### [Set exercise]
Gather all lines in the entries that include the word "habern".

Records excerpted from a collection

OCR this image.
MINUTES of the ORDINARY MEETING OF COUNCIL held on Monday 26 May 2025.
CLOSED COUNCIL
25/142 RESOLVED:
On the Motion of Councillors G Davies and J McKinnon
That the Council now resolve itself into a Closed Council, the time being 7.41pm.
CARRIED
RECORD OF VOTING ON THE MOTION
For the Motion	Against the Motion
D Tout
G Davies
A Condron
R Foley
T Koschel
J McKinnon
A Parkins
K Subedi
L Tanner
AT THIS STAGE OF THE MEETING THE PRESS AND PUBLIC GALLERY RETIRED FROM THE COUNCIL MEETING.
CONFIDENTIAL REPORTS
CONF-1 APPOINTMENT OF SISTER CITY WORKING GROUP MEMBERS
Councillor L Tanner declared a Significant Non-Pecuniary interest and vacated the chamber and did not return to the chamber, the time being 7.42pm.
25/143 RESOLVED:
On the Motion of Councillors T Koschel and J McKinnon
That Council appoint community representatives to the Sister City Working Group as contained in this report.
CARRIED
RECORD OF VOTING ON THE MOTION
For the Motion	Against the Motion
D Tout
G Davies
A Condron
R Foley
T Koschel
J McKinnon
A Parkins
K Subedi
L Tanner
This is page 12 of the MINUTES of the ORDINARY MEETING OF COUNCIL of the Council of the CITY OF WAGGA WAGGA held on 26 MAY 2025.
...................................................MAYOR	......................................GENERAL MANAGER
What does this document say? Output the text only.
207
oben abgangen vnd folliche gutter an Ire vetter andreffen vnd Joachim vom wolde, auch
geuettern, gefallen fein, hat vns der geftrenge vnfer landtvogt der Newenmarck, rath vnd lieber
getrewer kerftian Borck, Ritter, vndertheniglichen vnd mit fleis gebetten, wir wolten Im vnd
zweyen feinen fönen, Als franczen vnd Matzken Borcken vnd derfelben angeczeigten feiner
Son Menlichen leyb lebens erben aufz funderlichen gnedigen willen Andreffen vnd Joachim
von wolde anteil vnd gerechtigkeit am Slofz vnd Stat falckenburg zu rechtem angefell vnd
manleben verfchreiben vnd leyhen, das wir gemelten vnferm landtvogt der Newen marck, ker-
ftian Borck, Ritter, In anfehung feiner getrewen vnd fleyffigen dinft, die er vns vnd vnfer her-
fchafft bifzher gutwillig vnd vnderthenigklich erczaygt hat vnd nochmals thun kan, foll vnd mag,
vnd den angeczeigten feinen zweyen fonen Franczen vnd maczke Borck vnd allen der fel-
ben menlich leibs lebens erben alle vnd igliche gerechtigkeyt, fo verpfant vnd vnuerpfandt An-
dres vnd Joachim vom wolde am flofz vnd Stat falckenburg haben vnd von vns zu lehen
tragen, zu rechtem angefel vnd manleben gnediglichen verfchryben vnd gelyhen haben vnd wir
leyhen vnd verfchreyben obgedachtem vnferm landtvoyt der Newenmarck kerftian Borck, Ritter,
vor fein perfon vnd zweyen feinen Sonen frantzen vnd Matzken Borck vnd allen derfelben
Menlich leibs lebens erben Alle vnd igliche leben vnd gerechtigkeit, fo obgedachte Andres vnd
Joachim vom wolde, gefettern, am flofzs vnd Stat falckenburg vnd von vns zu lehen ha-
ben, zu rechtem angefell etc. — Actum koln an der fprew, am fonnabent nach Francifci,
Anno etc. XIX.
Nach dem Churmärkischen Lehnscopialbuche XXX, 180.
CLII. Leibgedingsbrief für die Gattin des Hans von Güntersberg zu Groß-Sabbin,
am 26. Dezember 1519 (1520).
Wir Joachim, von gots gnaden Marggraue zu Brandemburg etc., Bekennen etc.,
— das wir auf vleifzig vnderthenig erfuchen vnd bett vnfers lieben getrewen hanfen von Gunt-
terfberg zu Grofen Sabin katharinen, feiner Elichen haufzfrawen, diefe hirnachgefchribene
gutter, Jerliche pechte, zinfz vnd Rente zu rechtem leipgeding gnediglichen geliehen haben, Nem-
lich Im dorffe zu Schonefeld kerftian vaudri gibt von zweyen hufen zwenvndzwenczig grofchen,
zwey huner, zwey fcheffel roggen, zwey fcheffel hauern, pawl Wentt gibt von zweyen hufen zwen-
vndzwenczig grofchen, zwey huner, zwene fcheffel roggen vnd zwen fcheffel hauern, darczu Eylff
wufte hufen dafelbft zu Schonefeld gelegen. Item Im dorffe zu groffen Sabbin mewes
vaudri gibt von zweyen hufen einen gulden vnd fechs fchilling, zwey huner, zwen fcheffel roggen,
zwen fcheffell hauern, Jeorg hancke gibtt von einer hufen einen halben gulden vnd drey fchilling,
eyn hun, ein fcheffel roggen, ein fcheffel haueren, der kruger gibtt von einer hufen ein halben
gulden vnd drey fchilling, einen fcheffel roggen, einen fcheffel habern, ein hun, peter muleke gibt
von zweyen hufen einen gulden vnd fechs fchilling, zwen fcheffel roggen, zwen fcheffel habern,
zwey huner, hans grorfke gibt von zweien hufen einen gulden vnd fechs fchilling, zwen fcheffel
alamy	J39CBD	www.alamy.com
* * *
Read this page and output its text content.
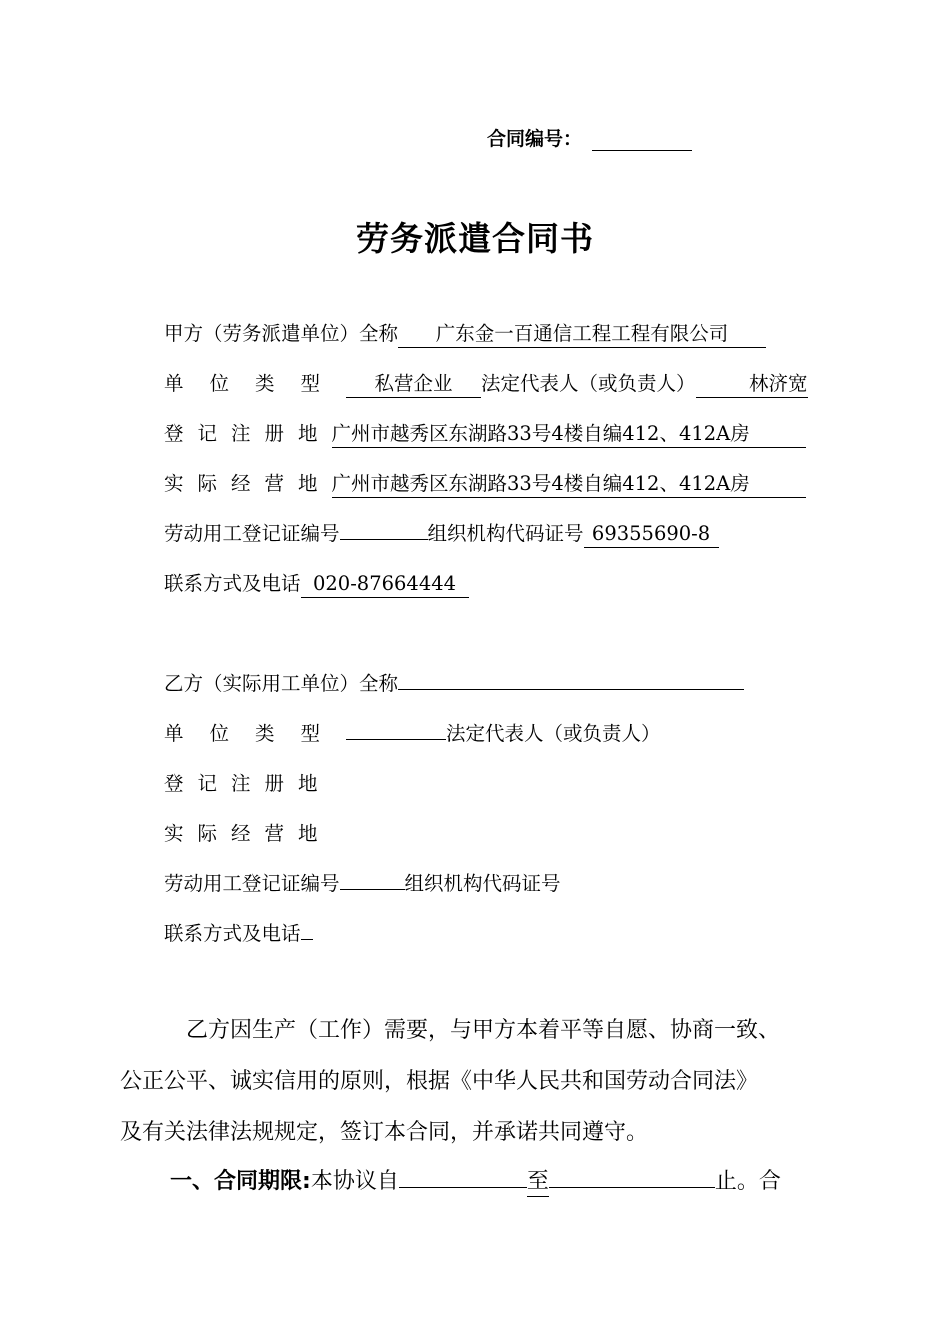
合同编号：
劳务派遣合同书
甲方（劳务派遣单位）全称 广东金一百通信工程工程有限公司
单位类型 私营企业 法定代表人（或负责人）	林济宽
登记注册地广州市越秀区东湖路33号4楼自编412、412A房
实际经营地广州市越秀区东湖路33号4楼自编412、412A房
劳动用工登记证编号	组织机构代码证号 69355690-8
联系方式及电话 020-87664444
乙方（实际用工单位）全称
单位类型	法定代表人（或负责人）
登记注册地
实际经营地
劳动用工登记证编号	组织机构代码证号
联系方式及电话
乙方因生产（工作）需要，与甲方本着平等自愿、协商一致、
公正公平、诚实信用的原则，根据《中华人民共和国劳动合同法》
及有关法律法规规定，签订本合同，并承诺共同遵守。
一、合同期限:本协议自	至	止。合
--
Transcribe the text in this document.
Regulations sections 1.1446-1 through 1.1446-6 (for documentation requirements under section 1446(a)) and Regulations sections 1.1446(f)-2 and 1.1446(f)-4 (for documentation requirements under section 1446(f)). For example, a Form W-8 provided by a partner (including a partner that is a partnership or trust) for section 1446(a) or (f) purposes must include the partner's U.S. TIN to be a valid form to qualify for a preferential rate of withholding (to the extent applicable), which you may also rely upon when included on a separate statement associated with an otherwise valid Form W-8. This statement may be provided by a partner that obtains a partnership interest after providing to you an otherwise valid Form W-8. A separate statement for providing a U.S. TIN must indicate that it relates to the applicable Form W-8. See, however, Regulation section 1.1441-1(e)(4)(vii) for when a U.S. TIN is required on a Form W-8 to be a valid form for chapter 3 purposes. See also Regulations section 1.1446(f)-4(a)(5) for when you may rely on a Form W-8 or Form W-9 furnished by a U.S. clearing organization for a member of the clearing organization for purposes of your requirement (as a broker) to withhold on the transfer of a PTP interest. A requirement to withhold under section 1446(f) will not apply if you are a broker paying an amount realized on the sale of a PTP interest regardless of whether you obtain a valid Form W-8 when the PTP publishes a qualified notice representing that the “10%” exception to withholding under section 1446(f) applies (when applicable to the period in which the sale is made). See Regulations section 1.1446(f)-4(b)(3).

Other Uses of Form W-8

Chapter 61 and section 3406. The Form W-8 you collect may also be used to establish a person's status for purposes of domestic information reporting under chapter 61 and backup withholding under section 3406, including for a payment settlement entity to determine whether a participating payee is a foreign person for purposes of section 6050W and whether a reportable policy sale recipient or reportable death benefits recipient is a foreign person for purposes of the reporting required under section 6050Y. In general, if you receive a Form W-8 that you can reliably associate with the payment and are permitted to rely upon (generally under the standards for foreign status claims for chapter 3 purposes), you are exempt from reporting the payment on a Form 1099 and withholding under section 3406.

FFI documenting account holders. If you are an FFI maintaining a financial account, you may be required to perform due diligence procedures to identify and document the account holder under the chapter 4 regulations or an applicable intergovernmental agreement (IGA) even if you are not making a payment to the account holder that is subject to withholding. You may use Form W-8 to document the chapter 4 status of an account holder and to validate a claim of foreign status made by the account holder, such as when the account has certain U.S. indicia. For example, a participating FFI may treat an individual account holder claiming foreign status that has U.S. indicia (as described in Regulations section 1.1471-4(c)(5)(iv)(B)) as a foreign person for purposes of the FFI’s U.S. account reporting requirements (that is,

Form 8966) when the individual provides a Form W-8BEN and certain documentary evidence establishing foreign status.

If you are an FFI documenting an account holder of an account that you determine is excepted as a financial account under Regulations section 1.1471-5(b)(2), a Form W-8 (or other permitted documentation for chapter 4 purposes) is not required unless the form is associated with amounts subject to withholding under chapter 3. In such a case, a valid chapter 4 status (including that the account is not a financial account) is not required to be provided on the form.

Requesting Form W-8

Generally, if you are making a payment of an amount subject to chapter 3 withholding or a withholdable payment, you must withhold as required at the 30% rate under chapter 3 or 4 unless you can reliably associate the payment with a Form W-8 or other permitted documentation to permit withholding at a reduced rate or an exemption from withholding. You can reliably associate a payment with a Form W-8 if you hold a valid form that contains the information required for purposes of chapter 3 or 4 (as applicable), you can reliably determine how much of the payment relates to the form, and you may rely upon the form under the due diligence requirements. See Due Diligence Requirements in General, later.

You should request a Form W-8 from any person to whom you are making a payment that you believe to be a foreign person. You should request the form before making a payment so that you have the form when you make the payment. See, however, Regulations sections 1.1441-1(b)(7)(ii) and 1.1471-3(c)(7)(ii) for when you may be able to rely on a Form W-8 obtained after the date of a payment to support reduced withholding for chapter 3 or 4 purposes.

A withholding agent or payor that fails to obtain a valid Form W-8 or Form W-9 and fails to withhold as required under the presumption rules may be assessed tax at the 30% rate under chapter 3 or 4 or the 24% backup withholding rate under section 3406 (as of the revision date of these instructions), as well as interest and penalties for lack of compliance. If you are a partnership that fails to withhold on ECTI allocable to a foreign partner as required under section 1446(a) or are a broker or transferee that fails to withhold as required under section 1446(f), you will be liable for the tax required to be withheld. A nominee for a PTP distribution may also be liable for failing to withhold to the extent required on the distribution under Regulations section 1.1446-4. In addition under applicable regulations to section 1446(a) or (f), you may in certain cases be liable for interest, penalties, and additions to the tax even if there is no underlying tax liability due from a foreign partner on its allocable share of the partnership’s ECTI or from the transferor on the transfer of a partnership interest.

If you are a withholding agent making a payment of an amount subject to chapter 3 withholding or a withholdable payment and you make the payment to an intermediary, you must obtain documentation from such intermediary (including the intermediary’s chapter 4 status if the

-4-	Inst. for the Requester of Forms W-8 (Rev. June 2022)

### [Output of the task]
gulden vnd drey fchilling, einen fcheffel roggen, einen fcheffel habern, ein hun, peter muleke gibt
von zweyen hufen einen gulden vnd fechs fchilling, zwen fcheffel roggen, zwen fcheffel habern,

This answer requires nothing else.